* _WORK INSTRUCTIONS_: From the entries that follow, list every line in which the string "title" appears.

===== PROVIDED INFORMATION =====

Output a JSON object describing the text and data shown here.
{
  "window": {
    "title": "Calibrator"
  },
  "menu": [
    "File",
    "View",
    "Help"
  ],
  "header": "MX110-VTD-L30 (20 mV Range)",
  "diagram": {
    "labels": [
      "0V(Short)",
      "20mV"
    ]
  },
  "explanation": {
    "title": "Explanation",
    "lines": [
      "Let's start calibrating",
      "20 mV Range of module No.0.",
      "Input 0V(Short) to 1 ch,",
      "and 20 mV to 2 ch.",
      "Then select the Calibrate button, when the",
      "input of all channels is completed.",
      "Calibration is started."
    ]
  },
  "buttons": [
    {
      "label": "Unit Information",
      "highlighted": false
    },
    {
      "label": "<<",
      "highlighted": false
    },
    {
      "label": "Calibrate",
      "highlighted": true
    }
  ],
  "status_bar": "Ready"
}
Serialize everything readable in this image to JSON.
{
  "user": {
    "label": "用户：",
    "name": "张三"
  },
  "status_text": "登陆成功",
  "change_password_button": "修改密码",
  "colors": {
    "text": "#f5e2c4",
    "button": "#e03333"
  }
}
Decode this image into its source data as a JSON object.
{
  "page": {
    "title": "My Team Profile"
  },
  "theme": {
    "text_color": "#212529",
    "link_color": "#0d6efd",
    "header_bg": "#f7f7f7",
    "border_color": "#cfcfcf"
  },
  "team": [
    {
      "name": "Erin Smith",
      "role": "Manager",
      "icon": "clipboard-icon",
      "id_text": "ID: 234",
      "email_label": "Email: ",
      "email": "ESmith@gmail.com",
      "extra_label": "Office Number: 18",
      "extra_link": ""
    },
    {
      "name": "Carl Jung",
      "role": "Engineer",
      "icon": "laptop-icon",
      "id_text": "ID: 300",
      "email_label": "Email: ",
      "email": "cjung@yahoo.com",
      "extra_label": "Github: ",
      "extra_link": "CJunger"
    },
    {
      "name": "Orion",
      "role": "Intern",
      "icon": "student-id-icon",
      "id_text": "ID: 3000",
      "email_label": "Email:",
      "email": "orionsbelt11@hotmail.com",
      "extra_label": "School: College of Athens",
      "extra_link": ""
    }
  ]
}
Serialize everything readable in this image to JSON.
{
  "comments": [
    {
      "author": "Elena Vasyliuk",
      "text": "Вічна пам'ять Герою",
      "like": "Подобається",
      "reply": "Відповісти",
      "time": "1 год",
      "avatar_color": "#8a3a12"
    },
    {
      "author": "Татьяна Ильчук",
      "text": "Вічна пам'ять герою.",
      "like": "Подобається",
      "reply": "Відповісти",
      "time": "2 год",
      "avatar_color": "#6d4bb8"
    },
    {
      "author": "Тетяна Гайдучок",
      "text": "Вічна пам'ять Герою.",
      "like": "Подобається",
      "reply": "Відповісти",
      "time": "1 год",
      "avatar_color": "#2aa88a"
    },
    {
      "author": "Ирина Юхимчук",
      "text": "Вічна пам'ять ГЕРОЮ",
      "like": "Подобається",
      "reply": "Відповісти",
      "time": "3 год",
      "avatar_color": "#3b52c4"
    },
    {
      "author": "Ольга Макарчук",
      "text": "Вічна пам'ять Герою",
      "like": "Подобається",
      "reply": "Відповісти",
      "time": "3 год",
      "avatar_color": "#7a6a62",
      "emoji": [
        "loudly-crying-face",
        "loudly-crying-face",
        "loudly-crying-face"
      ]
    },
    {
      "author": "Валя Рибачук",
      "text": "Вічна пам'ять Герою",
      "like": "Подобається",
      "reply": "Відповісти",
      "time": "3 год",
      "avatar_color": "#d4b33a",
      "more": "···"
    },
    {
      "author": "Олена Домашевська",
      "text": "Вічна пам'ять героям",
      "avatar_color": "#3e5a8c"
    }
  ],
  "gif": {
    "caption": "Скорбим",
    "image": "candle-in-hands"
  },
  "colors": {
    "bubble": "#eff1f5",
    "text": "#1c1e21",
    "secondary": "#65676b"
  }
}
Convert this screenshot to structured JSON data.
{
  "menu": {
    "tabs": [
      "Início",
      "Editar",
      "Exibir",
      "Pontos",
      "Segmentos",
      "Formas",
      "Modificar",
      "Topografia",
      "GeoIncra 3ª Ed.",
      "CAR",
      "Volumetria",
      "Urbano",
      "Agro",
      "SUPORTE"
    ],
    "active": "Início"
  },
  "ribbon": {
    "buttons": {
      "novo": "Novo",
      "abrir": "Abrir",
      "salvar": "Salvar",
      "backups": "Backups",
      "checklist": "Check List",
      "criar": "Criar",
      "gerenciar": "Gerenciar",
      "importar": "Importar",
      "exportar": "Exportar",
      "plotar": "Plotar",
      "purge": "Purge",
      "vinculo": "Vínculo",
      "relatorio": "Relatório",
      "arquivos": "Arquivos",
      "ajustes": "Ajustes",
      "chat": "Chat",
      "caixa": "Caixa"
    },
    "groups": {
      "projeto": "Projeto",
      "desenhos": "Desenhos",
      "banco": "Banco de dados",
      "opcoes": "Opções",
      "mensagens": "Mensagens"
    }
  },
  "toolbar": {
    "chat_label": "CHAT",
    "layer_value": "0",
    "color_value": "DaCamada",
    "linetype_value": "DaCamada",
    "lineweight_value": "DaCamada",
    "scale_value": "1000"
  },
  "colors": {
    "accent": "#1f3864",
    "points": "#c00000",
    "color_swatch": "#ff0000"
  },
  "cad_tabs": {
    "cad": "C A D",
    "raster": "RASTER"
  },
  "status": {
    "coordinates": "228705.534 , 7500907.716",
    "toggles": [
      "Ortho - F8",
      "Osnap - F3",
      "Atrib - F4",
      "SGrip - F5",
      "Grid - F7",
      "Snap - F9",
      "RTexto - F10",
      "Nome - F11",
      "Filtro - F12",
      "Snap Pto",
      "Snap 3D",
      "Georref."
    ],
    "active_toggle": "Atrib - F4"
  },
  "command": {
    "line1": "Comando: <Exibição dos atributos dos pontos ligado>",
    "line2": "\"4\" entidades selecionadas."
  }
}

=====

* _WORKED SOLUTION_:
    "title": "Calibrator"
    "title": "Explanation",
    "title": "My Team Profile"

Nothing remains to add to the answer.